=== Material for this task ===

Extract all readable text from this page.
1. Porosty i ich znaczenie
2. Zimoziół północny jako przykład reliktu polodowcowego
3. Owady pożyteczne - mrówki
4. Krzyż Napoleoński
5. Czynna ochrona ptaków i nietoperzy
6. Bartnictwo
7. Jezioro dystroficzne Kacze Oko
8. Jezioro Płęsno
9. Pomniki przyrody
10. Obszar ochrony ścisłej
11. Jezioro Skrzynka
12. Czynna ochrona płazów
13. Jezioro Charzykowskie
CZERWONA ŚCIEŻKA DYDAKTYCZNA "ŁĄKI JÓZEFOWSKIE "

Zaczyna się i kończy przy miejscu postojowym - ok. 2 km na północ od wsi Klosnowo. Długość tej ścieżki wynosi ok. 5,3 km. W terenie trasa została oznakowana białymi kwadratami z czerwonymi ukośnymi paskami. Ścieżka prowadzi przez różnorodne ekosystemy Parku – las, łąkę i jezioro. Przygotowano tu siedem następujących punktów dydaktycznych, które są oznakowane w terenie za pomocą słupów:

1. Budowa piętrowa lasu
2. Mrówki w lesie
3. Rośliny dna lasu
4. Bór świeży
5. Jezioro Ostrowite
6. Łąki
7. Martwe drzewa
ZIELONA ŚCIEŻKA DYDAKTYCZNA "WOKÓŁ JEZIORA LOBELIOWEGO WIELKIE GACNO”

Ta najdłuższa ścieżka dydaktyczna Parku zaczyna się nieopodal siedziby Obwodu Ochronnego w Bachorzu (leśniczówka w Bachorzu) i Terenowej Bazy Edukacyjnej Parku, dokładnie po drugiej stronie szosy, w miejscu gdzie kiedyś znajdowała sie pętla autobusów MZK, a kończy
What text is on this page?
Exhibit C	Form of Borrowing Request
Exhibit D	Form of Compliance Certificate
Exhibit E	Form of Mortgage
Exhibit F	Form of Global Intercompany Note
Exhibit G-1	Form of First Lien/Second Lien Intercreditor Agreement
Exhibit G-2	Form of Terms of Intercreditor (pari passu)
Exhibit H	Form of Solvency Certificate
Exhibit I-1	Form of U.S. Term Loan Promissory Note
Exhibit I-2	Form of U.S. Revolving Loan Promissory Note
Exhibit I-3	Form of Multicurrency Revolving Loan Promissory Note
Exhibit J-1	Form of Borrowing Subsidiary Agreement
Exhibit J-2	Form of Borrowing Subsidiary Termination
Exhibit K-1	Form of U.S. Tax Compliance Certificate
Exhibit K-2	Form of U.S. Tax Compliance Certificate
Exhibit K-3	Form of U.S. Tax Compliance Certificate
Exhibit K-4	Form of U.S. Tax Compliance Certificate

===

*What is required*. Show the lines of the material that contain the word "Note".

*Correct output*.
Exhibit F	Form of Global Intercompany Note
Exhibit I-1	Form of U.S. Term Loan Promissory Note
Exhibit I-2	Form of U.S. Revolving Loan Promissory Note
Exhibit I-3	Form of Multicurrency Revolving Loan Promissory Note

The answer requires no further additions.